Requirement:
Your task is to repeat the entries exactly. Leave the pictures out.

········

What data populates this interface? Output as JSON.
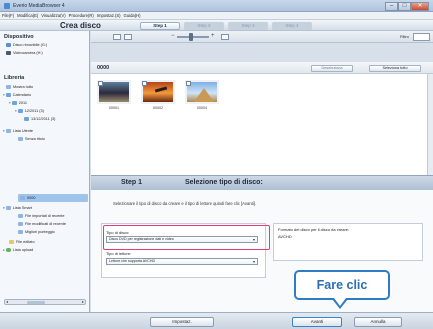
{
  "window": {
    "title": "Everio MediaBrowser 4",
    "controls": {
      "minimize": "–",
      "maximize": "□",
      "close": "✕"
    }
  },
  "menu": [
    "File(F)",
    "Modifica(E)",
    "Visualizza(V)",
    "Procedure(R)",
    "Impostaz.(S)",
    "Guida(H)"
  ],
  "header": {
    "title": "Crea disco",
    "steps": [
      "Step 1",
      "Step 2",
      "Step 3",
      "Step 4"
    ]
  },
  "toolbar": {
    "zoom_minus": "−",
    "zoom_plus": "+",
    "filter_label": "Filtro"
  },
  "sidebar": {
    "devices_title": "Dispositivo",
    "devices": [
      "Disco rimovibile (G:)",
      "Videocamera (H:)"
    ],
    "library_title": "Libreria",
    "library": [
      "Mostra tutto",
      "Calendario",
      "2011",
      "12/2011 (3)",
      "13/12/2011 (3)",
      "Lista Utente",
      "Senza titolo",
      "0000",
      "Lista Smart",
      "File importati di recente",
      "File modificati di recente",
      "Migliori punteggio",
      "File editato",
      "Lista upload"
    ],
    "scroll_left": "◂",
    "scroll_right": "▸"
  },
  "content": {
    "folder_title": "0000",
    "deselect_label": "Deseleziona",
    "select_all_label": "Seleziona tutto",
    "thumbnails": [
      {
        "label": "00001"
      },
      {
        "label": "00002"
      },
      {
        "label": "00004"
      }
    ]
  },
  "step_panel": {
    "step_label": "Step 1",
    "step_title": "Selezione tipo di disco:",
    "instruction": "Selezionare il tipo di disco da creare e il tipo di lettore quindi fare clic [Avanti].",
    "disc_type_label": "Tipo di disco:",
    "disc_type_value": "Disco DVD per registrazione dati e video",
    "player_type_label": "Tipo di lettore:",
    "player_type_value": "Lettore che supporta AVCHD",
    "format_label": "Formato del disco per il disco da creare:",
    "format_value": "AVCHD",
    "dropdown_glyph": "▾"
  },
  "callout": {
    "text": "Fare clic"
  },
  "footer": {
    "settings_label": "Impostaz.",
    "next_label": "Avanti",
    "cancel_label": "Annulla"
  },
  "colors": {
    "highlight": "#e03d7e",
    "callout_border": "#2e7cc4",
    "selection": "#9ec4ec"
  }
}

········

Task result:
What data populates this interface? Output as JSON.
{
  "window": {
    "title": "Everio MediaBrowser 4",
    "controls": {
      "minimize": "–",
      "maximize": "□",
      "close": "✕"
    }
  },
  "menu": [
    "File(F)",
    "Modifica(E)",
    "Visualizza(V)",
    "Procedure(R)",
    "Impostaz.(S)",
    "Guida(H)"
  ],
  "header": {
    "title": "Crea disco",
    "steps": [
      "Step 1",
      "Step 2",
      "Step 3",
      "Step 4"
    ]
  },
  "toolbar": {
    "zoom_minus": "−",
    "zoom_plus": "+",
    "filter_label": "Filtro"
  },
  "sidebar": {
    "devices_title": "Dispositivo",
    "devices": [
      "Disco rimovibile (G:)",
      "Videocamera (H:)"
    ],
    "library_title": "Libreria",
    "library": [
      "Mostra tutto",
      "Calendario",
      "2011",
      "12/2011 (3)",
      "13/12/2011 (3)",
      "Lista Utente",
      "Senza titolo",
      "0000",
      "Lista Smart",
      "File importati di recente",
      "File modificati di recente",
      "Migliori punteggio",
      "File editato",
      "Lista upload"
    ],
    "scroll_left": "◂",
    "scroll_right": "▸"
  },
  "content": {
    "folder_title": "0000",
    "deselect_label": "Deseleziona",
    "select_all_label": "Seleziona tutto",
    "thumbnails": [
      {
        "label": "00001"
      },
      {
        "label": "00002"
      },
      {
        "label": "00004"
      }
    ]
  },
  "step_panel": {
    "step_label": "Step 1",
    "step_title": "Selezione tipo di disco:",
    "instruction": "Selezionare il tipo di disco da creare e il tipo di lettore quindi fare clic [Avanti].",
    "disc_type_label": "Tipo di disco:",
    "disc_type_value": "Disco DVD per registrazione dati e video",
    "player_type_label": "Tipo di lettore:",
    "player_type_value": "Lettore che supporta AVCHD",
    "format_label": "Formato del disco per il disco da creare:",
    "format_value": "AVCHD",
    "dropdown_glyph": "▾"
  },
  "callout": {
    "text": "Fare clic"
  },
  "footer": {
    "settings_label": "Impostaz.",
    "next_label": "Avanti",
    "cancel_label": "Annulla"
  },
  "colors": {
    "highlight": "#e03d7e",
    "callout_border": "#2e7cc4",
    "selection": "#9ec4ec"
  }
}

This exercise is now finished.